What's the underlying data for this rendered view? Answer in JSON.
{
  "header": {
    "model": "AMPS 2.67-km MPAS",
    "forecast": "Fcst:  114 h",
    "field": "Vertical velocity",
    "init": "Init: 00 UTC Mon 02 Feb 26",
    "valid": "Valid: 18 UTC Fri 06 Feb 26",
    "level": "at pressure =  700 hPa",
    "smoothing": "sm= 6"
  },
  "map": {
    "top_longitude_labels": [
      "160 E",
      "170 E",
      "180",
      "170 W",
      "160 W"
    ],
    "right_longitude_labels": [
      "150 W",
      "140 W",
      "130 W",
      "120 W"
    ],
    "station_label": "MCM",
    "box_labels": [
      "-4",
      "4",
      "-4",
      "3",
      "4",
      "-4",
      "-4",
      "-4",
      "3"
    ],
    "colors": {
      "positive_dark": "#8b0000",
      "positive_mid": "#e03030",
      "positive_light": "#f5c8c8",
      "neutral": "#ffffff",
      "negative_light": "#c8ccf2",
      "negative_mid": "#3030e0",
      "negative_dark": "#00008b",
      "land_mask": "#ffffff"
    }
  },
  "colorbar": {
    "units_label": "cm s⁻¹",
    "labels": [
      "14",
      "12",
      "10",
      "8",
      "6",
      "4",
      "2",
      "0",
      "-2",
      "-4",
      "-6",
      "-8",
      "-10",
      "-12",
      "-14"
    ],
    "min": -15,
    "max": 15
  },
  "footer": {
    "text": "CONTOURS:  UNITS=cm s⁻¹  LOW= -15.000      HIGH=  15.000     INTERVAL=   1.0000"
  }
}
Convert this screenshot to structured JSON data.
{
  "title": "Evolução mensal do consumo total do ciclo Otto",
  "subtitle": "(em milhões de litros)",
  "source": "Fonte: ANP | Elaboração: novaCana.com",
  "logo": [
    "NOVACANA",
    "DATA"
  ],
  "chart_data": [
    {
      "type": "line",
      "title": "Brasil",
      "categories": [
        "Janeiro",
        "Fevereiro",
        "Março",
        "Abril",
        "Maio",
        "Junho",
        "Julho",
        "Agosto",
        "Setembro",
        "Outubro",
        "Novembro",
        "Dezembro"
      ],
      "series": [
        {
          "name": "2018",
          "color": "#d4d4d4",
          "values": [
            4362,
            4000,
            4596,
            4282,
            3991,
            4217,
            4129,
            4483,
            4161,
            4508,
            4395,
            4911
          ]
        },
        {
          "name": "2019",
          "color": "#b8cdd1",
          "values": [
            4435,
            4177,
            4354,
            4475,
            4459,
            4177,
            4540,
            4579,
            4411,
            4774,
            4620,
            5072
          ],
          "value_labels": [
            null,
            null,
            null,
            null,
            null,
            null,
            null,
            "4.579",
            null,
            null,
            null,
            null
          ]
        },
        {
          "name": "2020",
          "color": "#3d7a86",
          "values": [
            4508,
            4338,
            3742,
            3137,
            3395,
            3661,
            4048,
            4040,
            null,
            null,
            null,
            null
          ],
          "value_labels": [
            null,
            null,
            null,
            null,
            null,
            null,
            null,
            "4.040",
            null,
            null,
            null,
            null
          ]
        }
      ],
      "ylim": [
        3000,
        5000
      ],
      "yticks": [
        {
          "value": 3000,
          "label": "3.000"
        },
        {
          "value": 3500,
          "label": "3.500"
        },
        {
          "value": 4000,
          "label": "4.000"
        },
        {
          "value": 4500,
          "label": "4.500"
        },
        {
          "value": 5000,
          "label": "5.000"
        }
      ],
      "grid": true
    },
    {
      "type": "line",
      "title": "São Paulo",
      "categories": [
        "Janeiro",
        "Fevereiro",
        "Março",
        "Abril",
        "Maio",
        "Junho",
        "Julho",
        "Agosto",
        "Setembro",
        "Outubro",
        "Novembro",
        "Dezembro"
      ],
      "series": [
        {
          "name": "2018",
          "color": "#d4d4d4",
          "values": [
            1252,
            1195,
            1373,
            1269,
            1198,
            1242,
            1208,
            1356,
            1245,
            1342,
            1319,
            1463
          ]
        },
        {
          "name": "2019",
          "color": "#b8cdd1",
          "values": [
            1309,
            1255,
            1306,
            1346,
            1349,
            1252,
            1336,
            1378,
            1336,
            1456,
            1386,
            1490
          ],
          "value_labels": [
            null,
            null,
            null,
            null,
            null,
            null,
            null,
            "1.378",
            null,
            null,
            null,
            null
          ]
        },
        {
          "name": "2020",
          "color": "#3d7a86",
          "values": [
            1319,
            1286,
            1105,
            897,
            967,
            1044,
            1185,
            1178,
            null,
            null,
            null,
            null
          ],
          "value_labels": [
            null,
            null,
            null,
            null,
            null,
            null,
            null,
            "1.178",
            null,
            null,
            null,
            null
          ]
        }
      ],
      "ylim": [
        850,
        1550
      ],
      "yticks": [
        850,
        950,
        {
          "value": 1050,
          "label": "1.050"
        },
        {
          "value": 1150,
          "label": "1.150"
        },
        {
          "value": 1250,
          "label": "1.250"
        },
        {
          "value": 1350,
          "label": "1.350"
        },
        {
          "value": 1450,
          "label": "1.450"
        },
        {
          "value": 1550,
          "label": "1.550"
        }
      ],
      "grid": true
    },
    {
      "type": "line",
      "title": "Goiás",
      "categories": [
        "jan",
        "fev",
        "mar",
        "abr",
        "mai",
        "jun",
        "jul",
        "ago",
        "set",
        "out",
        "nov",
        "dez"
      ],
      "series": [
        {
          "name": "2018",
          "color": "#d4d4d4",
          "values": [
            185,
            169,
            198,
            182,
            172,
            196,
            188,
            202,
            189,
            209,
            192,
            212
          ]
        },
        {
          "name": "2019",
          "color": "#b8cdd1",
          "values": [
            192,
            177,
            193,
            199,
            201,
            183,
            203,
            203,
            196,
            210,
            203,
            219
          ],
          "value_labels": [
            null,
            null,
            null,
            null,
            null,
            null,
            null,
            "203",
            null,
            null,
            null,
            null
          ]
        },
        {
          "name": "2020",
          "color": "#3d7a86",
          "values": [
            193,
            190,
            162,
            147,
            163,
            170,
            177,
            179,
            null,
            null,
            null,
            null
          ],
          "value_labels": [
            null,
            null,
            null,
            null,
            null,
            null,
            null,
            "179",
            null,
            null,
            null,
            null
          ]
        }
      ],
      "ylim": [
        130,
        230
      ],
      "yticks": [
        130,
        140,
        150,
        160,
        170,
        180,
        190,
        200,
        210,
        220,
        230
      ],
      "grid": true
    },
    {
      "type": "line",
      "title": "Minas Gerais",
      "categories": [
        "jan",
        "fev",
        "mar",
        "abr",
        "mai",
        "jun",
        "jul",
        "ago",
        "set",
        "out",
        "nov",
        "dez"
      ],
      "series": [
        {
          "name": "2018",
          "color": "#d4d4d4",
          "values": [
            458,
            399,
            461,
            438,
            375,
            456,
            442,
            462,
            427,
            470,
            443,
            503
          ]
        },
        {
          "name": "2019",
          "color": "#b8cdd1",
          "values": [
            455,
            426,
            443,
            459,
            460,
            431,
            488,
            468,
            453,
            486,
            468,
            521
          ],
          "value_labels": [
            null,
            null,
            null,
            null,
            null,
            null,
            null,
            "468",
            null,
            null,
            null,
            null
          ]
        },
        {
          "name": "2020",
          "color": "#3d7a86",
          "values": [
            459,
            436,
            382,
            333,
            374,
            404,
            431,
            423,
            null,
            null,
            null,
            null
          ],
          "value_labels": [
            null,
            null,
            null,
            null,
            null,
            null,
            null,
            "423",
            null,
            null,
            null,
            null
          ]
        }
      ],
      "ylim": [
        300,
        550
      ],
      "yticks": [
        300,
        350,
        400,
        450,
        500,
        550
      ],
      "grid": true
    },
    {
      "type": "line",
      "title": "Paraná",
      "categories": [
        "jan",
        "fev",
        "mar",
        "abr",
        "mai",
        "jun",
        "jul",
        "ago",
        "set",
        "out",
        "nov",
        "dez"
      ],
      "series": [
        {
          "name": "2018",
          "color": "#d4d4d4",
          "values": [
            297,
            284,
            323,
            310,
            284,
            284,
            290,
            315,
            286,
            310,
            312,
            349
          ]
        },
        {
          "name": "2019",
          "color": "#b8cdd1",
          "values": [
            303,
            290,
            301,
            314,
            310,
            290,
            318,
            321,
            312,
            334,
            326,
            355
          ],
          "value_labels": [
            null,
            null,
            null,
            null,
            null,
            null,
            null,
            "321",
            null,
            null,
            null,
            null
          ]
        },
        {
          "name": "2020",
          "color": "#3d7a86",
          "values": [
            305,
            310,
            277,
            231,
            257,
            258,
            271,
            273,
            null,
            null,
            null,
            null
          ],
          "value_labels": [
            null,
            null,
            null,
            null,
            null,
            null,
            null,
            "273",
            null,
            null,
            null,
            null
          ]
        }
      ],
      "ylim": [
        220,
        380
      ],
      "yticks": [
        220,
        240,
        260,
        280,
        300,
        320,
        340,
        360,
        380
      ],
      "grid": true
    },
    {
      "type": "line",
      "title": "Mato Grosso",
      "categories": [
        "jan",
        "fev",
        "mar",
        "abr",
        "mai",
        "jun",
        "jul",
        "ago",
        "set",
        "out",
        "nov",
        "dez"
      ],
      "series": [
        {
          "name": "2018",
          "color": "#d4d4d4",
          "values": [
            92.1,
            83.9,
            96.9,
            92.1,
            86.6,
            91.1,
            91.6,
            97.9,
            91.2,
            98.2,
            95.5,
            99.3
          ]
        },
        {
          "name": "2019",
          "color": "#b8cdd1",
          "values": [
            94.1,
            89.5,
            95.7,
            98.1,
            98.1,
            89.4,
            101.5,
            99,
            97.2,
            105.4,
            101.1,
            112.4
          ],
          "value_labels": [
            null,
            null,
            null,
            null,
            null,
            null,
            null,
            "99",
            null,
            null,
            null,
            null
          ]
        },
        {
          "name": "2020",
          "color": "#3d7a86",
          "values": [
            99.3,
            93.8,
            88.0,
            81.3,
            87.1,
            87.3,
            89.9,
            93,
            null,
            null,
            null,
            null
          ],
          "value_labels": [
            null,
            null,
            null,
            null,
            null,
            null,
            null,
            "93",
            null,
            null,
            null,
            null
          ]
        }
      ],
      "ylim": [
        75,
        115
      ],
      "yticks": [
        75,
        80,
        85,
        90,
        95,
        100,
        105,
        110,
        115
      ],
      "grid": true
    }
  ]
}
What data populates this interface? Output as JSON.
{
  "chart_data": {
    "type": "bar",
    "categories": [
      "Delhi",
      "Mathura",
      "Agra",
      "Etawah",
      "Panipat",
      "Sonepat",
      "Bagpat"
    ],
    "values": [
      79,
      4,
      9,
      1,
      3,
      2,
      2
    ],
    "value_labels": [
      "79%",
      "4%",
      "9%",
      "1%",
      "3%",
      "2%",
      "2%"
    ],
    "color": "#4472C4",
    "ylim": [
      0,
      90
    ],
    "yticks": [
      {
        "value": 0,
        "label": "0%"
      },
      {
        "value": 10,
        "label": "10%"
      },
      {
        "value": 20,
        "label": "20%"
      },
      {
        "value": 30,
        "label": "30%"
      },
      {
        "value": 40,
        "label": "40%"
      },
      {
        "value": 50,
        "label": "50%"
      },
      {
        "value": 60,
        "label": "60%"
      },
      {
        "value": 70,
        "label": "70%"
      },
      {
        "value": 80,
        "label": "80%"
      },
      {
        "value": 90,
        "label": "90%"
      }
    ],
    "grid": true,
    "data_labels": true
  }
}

######

■ TASK OBJECTIVE
Nothing but the lines from the one with "What data populates" through the last line should be repeated, each exactly as it stands.

■ EXERCISE SOLUTION
What data populates this interface? Output as JSON.
{
  "chart_data": {
    "type": "bar",
    "categories": [
      "Delhi",
      "Mathura",
      "Agra",
      "Etawah",
      "Panipat",
      "Sonepat",
      "Bagpat"
    ],
    "values": [
      79,
      4,
      9,
      1,
      3,
      2,
      2
    ],
    "value_labels": [
      "79%",
      "4%",
      "9%",
      "1%",
      "3%",
      "2%",
      "2%"
    ],
    "color": "#4472C4",
    "ylim": [
      0,
      90
    ],
    "yticks": [
      {
        "value": 0,
        "label": "0%"
      },
      {
        "value": 10,
        "label": "10%"
      },
      {
        "value": 20,
        "label": "20%"
      },
      {
        "value": 30,
        "label": "30%"
      },
      {
        "value": 40,
        "label": "40%"
      },
      {
        "value": 50,
        "label": "50%"
      },
      {
        "value": 60,
        "label": "60%"
      },
      {
        "value": 70,
        "label": "70%"
      },
      {
        "value": 80,
        "label": "80%"
      },
      {
        "value": 90,
        "label": "90%"
      }
    ],
    "grid": true,
    "data_labels": true
  }
}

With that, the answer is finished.